**SUPPLIED RECORDS**
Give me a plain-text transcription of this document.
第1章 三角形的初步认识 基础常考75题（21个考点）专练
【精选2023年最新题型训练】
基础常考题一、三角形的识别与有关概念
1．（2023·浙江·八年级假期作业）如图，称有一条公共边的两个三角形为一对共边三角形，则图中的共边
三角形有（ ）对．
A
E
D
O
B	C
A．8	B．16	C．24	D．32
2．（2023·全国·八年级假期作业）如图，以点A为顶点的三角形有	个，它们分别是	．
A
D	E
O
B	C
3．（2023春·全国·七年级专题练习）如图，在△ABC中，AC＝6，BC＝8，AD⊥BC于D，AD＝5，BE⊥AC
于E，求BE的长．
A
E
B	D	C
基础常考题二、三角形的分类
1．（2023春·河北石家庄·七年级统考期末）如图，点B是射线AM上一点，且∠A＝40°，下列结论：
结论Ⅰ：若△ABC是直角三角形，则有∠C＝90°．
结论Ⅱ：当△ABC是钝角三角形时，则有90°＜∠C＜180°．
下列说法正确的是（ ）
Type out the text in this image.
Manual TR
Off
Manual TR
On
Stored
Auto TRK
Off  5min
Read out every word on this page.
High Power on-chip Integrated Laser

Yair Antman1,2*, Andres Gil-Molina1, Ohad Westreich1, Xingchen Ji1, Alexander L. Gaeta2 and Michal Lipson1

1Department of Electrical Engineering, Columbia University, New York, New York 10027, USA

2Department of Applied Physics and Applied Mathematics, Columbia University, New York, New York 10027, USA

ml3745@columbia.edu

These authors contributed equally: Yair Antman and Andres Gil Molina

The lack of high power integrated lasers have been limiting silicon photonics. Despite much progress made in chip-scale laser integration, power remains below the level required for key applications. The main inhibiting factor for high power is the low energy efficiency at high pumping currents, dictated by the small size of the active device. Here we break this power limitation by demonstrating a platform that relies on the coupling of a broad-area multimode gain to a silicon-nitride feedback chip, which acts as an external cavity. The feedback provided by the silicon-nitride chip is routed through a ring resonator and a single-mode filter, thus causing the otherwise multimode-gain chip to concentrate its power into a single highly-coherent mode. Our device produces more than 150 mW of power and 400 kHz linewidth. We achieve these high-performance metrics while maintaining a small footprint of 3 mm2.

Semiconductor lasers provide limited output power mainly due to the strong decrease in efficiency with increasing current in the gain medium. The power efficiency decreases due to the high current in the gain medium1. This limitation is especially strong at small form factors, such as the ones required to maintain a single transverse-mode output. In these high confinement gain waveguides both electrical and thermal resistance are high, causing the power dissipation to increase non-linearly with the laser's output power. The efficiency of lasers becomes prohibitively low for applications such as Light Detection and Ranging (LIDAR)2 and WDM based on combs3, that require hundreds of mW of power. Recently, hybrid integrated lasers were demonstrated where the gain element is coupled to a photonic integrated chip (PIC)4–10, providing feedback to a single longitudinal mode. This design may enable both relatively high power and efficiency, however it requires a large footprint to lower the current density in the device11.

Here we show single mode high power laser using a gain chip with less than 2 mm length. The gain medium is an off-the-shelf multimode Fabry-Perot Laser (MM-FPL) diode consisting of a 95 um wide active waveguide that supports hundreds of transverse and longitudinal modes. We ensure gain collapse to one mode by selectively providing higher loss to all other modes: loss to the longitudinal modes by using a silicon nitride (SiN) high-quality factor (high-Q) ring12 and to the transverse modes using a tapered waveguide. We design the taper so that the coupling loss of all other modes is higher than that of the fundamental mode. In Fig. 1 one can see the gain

**STATED TASK**
Copy out all of the records above with nothing altered.

**TASK RESPONSE**
Give me a plain-text transcription of this document.
第1章 三角形的初步认识 基础常考75题（21个考点）专练
【精选2023年最新题型训练】
基础常考题一、三角形的识别与有关概念
1．（2023·浙江·八年级假期作业）如图，称有一条公共边的两个三角形为一对共边三角形，则图中的共边
三角形有（ ）对．
A
E
D
O
B	C
A．8	B．16	C．24	D．32
2．（2023·全国·八年级假期作业）如图，以点A为顶点的三角形有	个，它们分别是	．
A
D	E
O
B	C
3．（2023春·全国·七年级专题练习）如图，在△ABC中，AC＝6，BC＝8，AD⊥BC于D，AD＝5，BE⊥AC
于E，求BE的长．
A
E
B	D	C
基础常考题二、三角形的分类
1．（2023春·河北石家庄·七年级统考期末）如图，点B是射线AM上一点，且∠A＝40°，下列结论：
结论Ⅰ：若△ABC是直角三角形，则有∠C＝90°．
结论Ⅱ：当△ABC是钝角三角形时，则有90°＜∠C＜180°．
下列说法正确的是（ ）
Type out the text in this image.
Manual TR
Off
Manual TR
On
Stored
Auto TRK
Off  5min
Read out every word on this page.
High Power on-chip Integrated Laser

Yair Antman1,2*, Andres Gil-Molina1, Ohad Westreich1, Xingchen Ji1, Alexander L. Gaeta2 and Michal Lipson1

1Department of Electrical Engineering, Columbia University, New York, New York 10027, USA

2Department of Applied Physics and Applied Mathematics, Columbia University, New York, New York 10027, USA

ml3745@columbia.edu

These authors contributed equally: Yair Antman and Andres Gil Molina

The lack of high power integrated lasers have been limiting silicon photonics. Despite much progress made in chip-scale laser integration, power remains below the level required for key applications. The main inhibiting factor for high power is the low energy efficiency at high pumping currents, dictated by the small size of the active device. Here we break this power limitation by demonstrating a platform that relies on the coupling of a broad-area multimode gain to a silicon-nitride feedback chip, which acts as an external cavity. The feedback provided by the silicon-nitride chip is routed through a ring resonator and a single-mode filter, thus causing the otherwise multimode-gain chip to concentrate its power into a single highly-coherent mode. Our device produces more than 150 mW of power and 400 kHz linewidth. We achieve these high-performance metrics while maintaining a small footprint of 3 mm2.

Semiconductor lasers provide limited output power mainly due to the strong decrease in efficiency with increasing current in the gain medium. The power efficiency decreases due to the high current in the gain medium1. This limitation is especially strong at small form factors, such as the ones required to maintain a single transverse-mode output. In these high confinement gain waveguides both electrical and thermal resistance are high, causing the power dissipation to increase non-linearly with the laser's output power. The efficiency of lasers becomes prohibitively low for applications such as Light Detection and Ranging (LIDAR)2 and WDM based on combs3, that require hundreds of mW of power. Recently, hybrid integrated lasers were demonstrated where the gain element is coupled to a photonic integrated chip (PIC)4–10, providing feedback to a single longitudinal mode. This design may enable both relatively high power and efficiency, however it requires a large footprint to lower the current density in the device11.

Here we show single mode high power laser using a gain chip with less than 2 mm length. The gain medium is an off-the-shelf multimode Fabry-Perot Laser (MM-FPL) diode consisting of a 95 um wide active waveguide that supports hundreds of transverse and longitudinal modes. We ensure gain collapse to one mode by selectively providing higher loss to all other modes: loss to the longitudinal modes by using a silicon nitride (SiN) high-quality factor (high-Q) ring12 and to the transverse modes using a tapered waveguide. We design the taper so that the coupling loss of all other modes is higher than that of the fundamental mode. In Fig. 1 one can see the gain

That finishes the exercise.